Top of Records provided
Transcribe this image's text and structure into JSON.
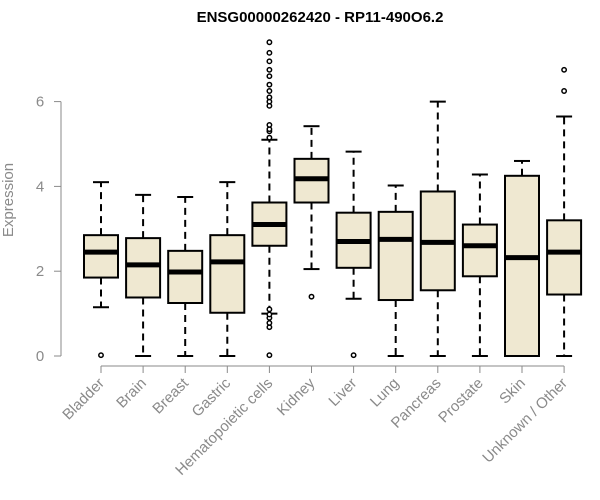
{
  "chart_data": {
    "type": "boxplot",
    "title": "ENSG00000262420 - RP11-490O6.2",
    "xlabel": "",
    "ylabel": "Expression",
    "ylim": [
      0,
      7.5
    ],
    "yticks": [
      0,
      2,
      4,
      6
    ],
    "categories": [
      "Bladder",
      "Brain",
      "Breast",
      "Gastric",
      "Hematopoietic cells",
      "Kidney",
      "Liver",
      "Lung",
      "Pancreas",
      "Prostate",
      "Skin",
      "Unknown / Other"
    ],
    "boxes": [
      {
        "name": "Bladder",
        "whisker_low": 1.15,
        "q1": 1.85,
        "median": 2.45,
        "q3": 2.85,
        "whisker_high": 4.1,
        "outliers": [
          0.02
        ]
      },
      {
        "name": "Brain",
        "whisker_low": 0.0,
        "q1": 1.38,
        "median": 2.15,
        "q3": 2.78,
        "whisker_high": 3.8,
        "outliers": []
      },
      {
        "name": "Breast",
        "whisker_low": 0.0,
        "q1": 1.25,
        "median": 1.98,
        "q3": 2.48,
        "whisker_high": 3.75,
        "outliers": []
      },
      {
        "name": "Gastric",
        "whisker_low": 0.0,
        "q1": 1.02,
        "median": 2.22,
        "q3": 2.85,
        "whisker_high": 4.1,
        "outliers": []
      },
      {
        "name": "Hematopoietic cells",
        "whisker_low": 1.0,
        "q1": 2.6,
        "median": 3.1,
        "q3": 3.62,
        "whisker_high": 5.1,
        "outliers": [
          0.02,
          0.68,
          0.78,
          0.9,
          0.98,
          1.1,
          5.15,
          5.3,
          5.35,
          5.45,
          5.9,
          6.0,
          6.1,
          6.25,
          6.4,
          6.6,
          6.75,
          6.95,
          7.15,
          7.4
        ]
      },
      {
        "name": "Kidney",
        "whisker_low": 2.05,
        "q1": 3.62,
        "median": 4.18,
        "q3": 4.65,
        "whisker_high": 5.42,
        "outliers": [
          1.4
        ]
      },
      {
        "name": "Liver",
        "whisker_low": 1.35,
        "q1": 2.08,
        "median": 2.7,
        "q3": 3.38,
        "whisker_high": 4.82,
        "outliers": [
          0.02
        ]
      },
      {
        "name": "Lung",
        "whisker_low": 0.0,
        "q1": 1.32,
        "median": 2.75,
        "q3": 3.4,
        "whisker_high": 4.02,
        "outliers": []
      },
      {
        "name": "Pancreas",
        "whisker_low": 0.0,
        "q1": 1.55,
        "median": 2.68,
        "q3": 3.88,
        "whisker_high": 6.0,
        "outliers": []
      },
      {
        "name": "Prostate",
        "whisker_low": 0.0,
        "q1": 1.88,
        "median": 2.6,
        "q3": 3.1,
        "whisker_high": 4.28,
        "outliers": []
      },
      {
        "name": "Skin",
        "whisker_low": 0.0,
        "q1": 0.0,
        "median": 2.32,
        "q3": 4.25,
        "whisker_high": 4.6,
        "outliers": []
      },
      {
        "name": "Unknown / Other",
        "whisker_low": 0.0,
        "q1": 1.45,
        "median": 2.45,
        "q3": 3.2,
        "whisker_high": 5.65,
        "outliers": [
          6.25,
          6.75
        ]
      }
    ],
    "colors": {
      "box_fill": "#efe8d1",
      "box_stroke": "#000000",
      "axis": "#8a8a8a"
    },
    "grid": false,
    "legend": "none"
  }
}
Bottom of Records provided
Top of Records provided
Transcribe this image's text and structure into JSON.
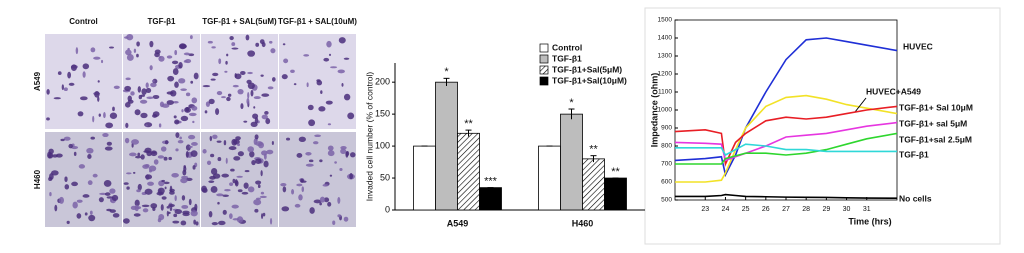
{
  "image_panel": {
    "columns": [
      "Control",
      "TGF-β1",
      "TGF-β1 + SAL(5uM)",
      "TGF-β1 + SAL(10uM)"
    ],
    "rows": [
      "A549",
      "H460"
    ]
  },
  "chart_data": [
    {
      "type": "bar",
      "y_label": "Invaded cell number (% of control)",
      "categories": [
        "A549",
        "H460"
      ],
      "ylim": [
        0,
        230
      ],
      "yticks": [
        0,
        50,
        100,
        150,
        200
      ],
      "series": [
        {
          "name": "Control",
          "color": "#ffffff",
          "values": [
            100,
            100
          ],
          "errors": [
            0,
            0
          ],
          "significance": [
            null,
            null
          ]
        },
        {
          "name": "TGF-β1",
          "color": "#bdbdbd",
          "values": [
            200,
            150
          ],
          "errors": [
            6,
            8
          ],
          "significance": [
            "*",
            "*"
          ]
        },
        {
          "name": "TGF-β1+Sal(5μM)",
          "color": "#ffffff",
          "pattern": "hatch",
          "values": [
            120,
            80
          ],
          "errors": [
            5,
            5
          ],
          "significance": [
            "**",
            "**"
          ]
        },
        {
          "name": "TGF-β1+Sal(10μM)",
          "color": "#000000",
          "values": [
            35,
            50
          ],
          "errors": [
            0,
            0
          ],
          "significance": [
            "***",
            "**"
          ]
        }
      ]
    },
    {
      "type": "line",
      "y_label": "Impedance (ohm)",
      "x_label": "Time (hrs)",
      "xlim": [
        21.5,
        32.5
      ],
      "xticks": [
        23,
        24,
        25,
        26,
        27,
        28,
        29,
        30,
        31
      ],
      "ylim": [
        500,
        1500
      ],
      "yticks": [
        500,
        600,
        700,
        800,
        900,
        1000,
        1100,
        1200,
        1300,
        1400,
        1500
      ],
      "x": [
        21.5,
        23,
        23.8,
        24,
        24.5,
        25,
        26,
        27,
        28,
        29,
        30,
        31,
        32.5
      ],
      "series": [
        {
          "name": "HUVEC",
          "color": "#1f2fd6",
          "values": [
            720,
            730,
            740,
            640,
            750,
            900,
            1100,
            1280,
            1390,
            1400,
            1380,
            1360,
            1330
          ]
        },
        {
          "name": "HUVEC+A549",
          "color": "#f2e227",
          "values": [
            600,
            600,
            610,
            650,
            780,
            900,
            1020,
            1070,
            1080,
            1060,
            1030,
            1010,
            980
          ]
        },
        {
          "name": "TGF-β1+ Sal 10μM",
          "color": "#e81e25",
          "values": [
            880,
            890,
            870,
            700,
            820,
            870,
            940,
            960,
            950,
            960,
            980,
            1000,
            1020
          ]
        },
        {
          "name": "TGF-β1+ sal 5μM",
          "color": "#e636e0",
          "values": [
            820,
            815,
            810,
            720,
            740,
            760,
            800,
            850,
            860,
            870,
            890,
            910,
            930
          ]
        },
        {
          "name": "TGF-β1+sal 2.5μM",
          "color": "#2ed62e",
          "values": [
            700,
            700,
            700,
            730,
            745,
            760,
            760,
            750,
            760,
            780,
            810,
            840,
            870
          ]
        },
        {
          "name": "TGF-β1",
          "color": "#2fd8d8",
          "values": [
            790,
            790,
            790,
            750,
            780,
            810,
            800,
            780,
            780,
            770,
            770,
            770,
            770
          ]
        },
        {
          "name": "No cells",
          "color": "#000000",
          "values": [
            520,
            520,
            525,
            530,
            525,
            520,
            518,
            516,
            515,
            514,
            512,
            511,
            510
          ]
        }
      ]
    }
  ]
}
Bottom of Records provided
Top of Records provided
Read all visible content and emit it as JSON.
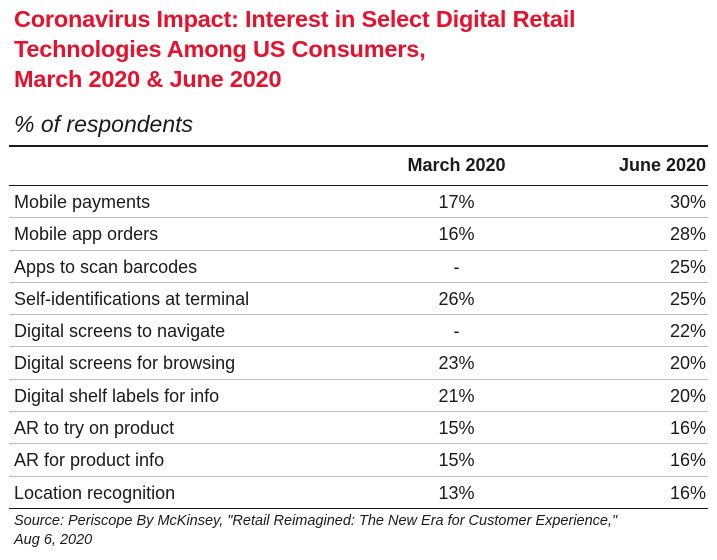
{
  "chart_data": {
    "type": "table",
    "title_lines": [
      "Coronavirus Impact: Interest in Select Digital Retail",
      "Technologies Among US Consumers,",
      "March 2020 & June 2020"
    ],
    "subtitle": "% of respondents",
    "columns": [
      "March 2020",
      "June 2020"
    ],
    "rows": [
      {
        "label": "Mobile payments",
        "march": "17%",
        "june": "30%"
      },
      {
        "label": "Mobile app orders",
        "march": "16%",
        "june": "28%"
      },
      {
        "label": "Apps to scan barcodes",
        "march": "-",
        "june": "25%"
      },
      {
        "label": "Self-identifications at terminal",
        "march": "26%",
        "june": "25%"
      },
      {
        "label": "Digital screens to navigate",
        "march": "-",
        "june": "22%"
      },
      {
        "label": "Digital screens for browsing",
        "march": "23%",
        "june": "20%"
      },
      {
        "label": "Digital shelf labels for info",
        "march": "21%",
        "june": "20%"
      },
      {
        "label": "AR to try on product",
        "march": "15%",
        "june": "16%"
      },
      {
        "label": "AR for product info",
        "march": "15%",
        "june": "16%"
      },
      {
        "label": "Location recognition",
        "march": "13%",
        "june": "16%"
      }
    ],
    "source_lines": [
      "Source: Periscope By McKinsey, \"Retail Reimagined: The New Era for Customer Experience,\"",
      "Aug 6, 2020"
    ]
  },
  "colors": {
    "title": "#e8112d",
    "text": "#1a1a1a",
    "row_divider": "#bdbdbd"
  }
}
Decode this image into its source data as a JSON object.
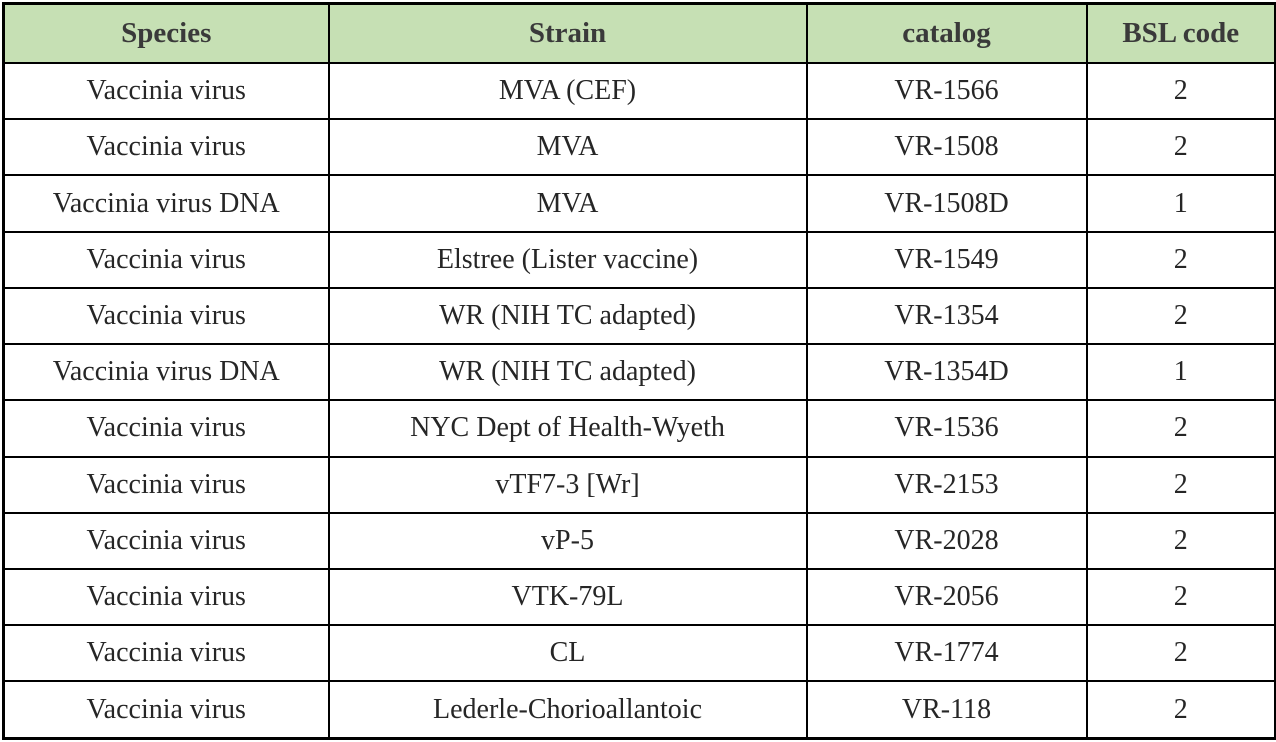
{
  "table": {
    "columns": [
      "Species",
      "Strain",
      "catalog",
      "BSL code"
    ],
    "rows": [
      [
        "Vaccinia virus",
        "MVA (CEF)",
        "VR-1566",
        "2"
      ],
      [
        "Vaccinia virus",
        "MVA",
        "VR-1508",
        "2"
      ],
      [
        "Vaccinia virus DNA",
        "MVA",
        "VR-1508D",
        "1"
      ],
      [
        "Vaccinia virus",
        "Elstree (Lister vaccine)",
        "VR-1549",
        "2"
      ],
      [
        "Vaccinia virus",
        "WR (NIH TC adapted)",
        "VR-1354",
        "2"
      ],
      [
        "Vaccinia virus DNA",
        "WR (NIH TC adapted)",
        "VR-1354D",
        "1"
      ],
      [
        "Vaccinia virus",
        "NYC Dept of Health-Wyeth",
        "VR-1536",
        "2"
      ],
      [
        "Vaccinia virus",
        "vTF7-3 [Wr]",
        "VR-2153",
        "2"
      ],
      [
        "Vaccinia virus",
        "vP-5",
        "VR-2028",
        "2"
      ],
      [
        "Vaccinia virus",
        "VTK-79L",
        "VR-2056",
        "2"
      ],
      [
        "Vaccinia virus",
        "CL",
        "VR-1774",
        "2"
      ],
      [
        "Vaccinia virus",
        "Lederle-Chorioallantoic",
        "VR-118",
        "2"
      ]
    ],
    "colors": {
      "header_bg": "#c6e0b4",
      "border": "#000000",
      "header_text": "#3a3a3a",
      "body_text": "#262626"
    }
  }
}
Bottom of Records provided
_What this task involves:_
Going over every line of the entries, tally those containing the string "Retail" and report only the figure.

_Task result:_
2